___ STORED DATA
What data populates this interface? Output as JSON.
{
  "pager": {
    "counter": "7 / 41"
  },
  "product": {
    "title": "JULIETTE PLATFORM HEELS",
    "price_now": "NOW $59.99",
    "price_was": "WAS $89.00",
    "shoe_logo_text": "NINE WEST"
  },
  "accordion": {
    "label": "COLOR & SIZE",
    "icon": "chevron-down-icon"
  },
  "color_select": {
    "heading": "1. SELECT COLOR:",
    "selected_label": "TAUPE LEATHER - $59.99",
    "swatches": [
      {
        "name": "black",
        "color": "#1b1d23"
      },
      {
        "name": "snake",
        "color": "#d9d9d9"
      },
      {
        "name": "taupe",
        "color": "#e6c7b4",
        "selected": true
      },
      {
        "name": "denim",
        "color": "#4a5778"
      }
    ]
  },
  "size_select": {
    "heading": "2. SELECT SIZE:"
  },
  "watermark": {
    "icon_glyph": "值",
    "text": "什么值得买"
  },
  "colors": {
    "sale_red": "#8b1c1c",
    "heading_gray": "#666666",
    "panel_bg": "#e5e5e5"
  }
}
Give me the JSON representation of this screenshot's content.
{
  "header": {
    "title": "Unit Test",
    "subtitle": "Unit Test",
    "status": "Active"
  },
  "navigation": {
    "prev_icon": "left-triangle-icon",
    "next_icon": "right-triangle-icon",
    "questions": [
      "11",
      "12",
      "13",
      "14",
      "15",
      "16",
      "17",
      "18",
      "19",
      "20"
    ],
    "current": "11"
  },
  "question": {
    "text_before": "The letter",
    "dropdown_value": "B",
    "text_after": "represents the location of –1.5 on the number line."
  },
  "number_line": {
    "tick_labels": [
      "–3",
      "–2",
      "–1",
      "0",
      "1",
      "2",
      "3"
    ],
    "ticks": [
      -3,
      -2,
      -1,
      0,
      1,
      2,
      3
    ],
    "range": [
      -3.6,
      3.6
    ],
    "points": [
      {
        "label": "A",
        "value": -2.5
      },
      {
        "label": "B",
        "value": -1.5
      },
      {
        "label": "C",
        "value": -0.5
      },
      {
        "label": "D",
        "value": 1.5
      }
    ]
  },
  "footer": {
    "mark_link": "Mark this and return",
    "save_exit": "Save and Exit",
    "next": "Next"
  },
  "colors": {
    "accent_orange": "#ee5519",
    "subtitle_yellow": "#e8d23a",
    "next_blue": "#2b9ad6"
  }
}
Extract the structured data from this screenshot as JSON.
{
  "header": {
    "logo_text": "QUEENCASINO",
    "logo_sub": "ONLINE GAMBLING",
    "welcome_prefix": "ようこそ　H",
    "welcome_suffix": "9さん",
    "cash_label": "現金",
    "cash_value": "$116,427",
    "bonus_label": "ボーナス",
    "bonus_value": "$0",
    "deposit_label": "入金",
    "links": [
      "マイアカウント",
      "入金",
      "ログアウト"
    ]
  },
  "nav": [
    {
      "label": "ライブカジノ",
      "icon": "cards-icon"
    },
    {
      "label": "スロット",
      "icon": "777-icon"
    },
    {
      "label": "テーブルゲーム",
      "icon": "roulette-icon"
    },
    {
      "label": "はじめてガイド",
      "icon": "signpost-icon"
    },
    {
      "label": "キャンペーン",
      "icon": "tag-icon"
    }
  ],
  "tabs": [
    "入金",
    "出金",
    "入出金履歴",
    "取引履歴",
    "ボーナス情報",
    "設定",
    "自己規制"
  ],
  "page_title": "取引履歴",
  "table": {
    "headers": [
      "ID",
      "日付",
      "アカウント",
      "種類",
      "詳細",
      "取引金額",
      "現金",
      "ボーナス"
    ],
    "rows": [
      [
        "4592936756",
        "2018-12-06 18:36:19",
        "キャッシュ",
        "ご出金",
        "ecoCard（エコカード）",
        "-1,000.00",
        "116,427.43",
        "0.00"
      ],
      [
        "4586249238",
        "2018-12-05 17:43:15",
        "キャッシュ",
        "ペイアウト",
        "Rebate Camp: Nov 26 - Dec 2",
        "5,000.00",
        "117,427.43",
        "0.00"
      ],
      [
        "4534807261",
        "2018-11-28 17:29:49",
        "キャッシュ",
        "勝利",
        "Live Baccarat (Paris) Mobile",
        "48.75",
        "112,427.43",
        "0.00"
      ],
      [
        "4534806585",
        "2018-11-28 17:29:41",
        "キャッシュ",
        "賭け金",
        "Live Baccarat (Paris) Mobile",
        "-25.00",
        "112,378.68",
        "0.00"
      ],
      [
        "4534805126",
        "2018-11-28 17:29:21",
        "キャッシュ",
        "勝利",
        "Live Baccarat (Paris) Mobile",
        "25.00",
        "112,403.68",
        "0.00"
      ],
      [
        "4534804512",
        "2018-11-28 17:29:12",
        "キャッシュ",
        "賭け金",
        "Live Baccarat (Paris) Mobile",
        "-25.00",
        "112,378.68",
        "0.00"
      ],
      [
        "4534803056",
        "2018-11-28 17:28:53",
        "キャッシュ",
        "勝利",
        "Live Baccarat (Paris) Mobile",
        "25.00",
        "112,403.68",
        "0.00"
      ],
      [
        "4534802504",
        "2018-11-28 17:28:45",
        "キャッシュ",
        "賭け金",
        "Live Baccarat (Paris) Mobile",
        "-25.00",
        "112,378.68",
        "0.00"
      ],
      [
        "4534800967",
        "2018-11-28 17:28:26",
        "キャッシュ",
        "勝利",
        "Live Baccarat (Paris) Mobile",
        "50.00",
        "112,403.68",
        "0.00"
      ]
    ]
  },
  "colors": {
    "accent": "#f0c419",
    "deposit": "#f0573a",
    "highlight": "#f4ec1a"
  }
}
______
Write out all the records above again, exactly as they stand.

# RESULT
What data populates this interface? Output as JSON.
{
  "pager": {
    "counter": "7 / 41"
  },
  "product": {
    "title": "JULIETTE PLATFORM HEELS",
    "price_now": "NOW $59.99",
    "price_was": "WAS $89.00",
    "shoe_logo_text": "NINE WEST"
  },
  "accordion": {
    "label": "COLOR & SIZE",
    "icon": "chevron-down-icon"
  },
  "color_select": {
    "heading": "1. SELECT COLOR:",
    "selected_label": "TAUPE LEATHER - $59.99",
    "swatches": [
      {
        "name": "black",
        "color": "#1b1d23"
      },
      {
        "name": "snake",
        "color": "#d9d9d9"
      },
      {
        "name": "taupe",
        "color": "#e6c7b4",
        "selected": true
      },
      {
        "name": "denim",
        "color": "#4a5778"
      }
    ]
  },
  "size_select": {
    "heading": "2. SELECT SIZE:"
  },
  "watermark": {
    "icon_glyph": "值",
    "text": "什么值得买"
  },
  "colors": {
    "sale_red": "#8b1c1c",
    "heading_gray": "#666666",
    "panel_bg": "#e5e5e5"
  }
}
Give me the JSON representation of this screenshot's content.
{
  "header": {
    "title": "Unit Test",
    "subtitle": "Unit Test",
    "status": "Active"
  },
  "navigation": {
    "prev_icon": "left-triangle-icon",
    "next_icon": "right-triangle-icon",
    "questions": [
      "11",
      "12",
      "13",
      "14",
      "15",
      "16",
      "17",
      "18",
      "19",
      "20"
    ],
    "current": "11"
  },
  "question": {
    "text_before": "The letter",
    "dropdown_value": "B",
    "text_after": "represents the location of –1.5 on the number line."
  },
  "number_line": {
    "tick_labels": [
      "–3",
      "–2",
      "–1",
      "0",
      "1",
      "2",
      "3"
    ],
    "ticks": [
      -3,
      -2,
      -1,
      0,
      1,
      2,
      3
    ],
    "range": [
      -3.6,
      3.6
    ],
    "points": [
      {
        "label": "A",
        "value": -2.5
      },
      {
        "label": "B",
        "value": -1.5
      },
      {
        "label": "C",
        "value": -0.5
      },
      {
        "label": "D",
        "value": 1.5
      }
    ]
  },
  "footer": {
    "mark_link": "Mark this and return",
    "save_exit": "Save and Exit",
    "next": "Next"
  },
  "colors": {
    "accent_orange": "#ee5519",
    "subtitle_yellow": "#e8d23a",
    "next_blue": "#2b9ad6"
  }
}
Extract the structured data from this screenshot as JSON.
{
  "header": {
    "logo_text": "QUEENCASINO",
    "logo_sub": "ONLINE GAMBLING",
    "welcome_prefix": "ようこそ　H",
    "welcome_suffix": "9さん",
    "cash_label": "現金",
    "cash_value": "$116,427",
    "bonus_label": "ボーナス",
    "bonus_value": "$0",
    "deposit_label": "入金",
    "links": [
      "マイアカウント",
      "入金",
      "ログアウト"
    ]
  },
  "nav": [
    {
      "label": "ライブカジノ",
      "icon": "cards-icon"
    },
    {
      "label": "スロット",
      "icon": "777-icon"
    },
    {
      "label": "テーブルゲーム",
      "icon": "roulette-icon"
    },
    {
      "label": "はじめてガイド",
      "icon": "signpost-icon"
    },
    {
      "label": "キャンペーン",
      "icon": "tag-icon"
    }
  ],
  "tabs": [
    "入金",
    "出金",
    "入出金履歴",
    "取引履歴",
    "ボーナス情報",
    "設定",
    "自己規制"
  ],
  "page_title": "取引履歴",
  "table": {
    "headers": [
      "ID",
      "日付",
      "アカウント",
      "種類",
      "詳細",
      "取引金額",
      "現金",
      "ボーナス"
    ],
    "rows": [
      [
        "4592936756",
        "2018-12-06 18:36:19",
        "キャッシュ",
        "ご出金",
        "ecoCard（エコカード）",
        "-1,000.00",
        "116,427.43",
        "0.00"
      ],
      [
        "4586249238",
        "2018-12-05 17:43:15",
        "キャッシュ",
        "ペイアウト",
        "Rebate Camp: Nov 26 - Dec 2",
        "5,000.00",
        "117,427.43",
        "0.00"
      ],
      [
        "4534807261",
        "2018-11-28 17:29:49",
        "キャッシュ",
        "勝利",
        "Live Baccarat (Paris) Mobile",
        "48.75",
        "112,427.43",
        "0.00"
      ],
      [
        "4534806585",
        "2018-11-28 17:29:41",
        "キャッシュ",
        "賭け金",
        "Live Baccarat (Paris) Mobile",
        "-25.00",
        "112,378.68",
        "0.00"
      ],
      [
        "4534805126",
        "2018-11-28 17:29:21",
        "キャッシュ",
        "勝利",
        "Live Baccarat (Paris) Mobile",
        "25.00",
        "112,403.68",
        "0.00"
      ],
      [
        "4534804512",
        "2018-11-28 17:29:12",
        "キャッシュ",
        "賭け金",
        "Live Baccarat (Paris) Mobile",
        "-25.00",
        "112,378.68",
        "0.00"
      ],
      [
        "4534803056",
        "2018-11-28 17:28:53",
        "キャッシュ",
        "勝利",
        "Live Baccarat (Paris) Mobile",
        "25.00",
        "112,403.68",
        "0.00"
      ],
      [
        "4534802504",
        "2018-11-28 17:28:45",
        "キャッシュ",
        "賭け金",
        "Live Baccarat (Paris) Mobile",
        "-25.00",
        "112,378.68",
        "0.00"
      ],
      [
        "4534800967",
        "2018-11-28 17:28:26",
        "キャッシュ",
        "勝利",
        "Live Baccarat (Paris) Mobile",
        "50.00",
        "112,403.68",
        "0.00"
      ]
    ]
  },
  "colors": {
    "accent": "#f0c419",
    "deposit": "#f0573a",
    "highlight": "#f4ec1a"
  }
}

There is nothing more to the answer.